[start]

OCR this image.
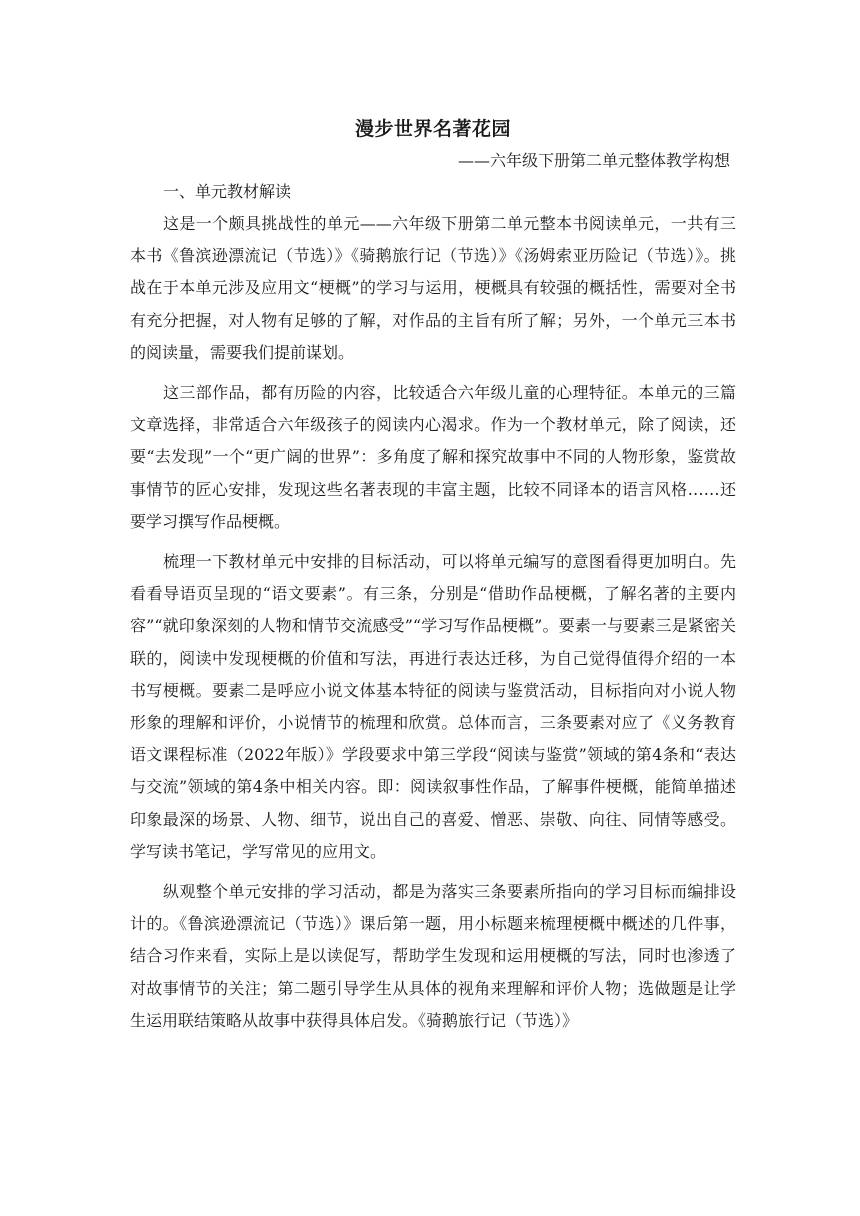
漫步世界名著花园
——六年级下册第二单元整体教学构想
一、单元教材解读

这是一个颇具挑战性的单元——六年级下册第二单元整本书阅读单元，一共有三本书《鲁滨逊漂流记（节选）》《骑鹅旅行记（节选）》《汤姆索亚历险记（节选）》。挑战在于本单元涉及应用文“梗概”的学习与运用，梗概具有较强的概括性，需要对全书有充分把握，对人物有足够的了解，对作品的主旨有所了解；另外，一个单元三本书的阅读量，需要我们提前谋划。

这三部作品，都有历险的内容，比较适合六年级儿童的心理特征。本单元的三篇文章选择，非常适合六年级孩子的阅读内心渴求。作为一个教材单元，除了阅读，还要“去发现”一个“更广阔的世界”：多角度了解和探究故事中不同的人物形象，鉴赏故事情节的匠心安排，发现这些名著表现的丰富主题，比较不同译本的语言风格……还要学习撰写作品梗概。

梳理一下教材单元中安排的目标活动，可以将单元编写的意图看得更加明白。先看看导语页呈现的“语文要素”。有三条，分别是“借助作品梗概，了解名著的主要内容”“就印象深刻的人物和情节交流感受”“学习写作品梗概”。要素一与要素三是紧密关联的，阅读中发现梗概的价值和写法，再进行表达迁移，为自己觉得值得介绍的一本书写梗概。要素二是呼应小说文体基本特征的阅读与鉴赏活动，目标指向对小说人物形象的理解和评价，小说情节的梳理和欣赏。总体而言，三条要素对应了《义务教育语文课程标准（2022年版）》学段要求中第三学段“阅读与鉴赏”领域的第4条和“表达与交流”领域的第4条中相关内容。即：阅读叙事性作品，了解事件梗概，能简单描述印象最深的场景、人物、细节，说出自己的喜爱、憎恶、崇敬、向往、同情等感受。学写读书笔记，学写常见的应用文。

纵观整个单元安排的学习活动，都是为落实三条要素所指向的学习目标而编排设计的。《鲁滨逊漂流记（节选）》课后第一题，用小标题来梳理梗概中概述的几件事，结合习作来看，实际上是以读促写，帮助学生发现和运用梗概的写法，同时也渗透了对故事情节的关注；第二题引导学生从具体的视角来理解和评价人物；选做题是让学生运用联结策略从故事中获得具体启发。《骑鹅旅行记（节选）》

[end]

▸ **Problem**
Identify the lines of the entries containing the string "鲁滨逊漂流记". Copy each such line.

▸ **Exercise output**
这是一个颇具挑战性的单元——六年级下册第二单元整本书阅读单元，一共有三本书《鲁滨逊漂流记（节选）》《骑鹅旅行记（节选）》《汤姆索亚历险记（节选）》。挑战在于本单元涉及应用文“梗概”的学习与运用，梗概具有较强的概括性，需要对全书有充分把握，对人物有足够的了解，对作品的主旨有所了解；另外，一个单元三本书的阅读量，需要我们提前谋划。
纵观整个单元安排的学习活动，都是为落实三条要素所指向的学习目标而编排设计的。《鲁滨逊漂流记（节选）》课后第一题，用小标题来梳理梗概中概述的几件事，结合习作来看，实际上是以读促写，帮助学生发现和运用梗概的写法，同时也渗透了对故事情节的关注；第二题引导学生从具体的视角来理解和评价人物；选做题是让学生运用联结策略从故事中获得具体启发。《骑鹅旅行记（节选）》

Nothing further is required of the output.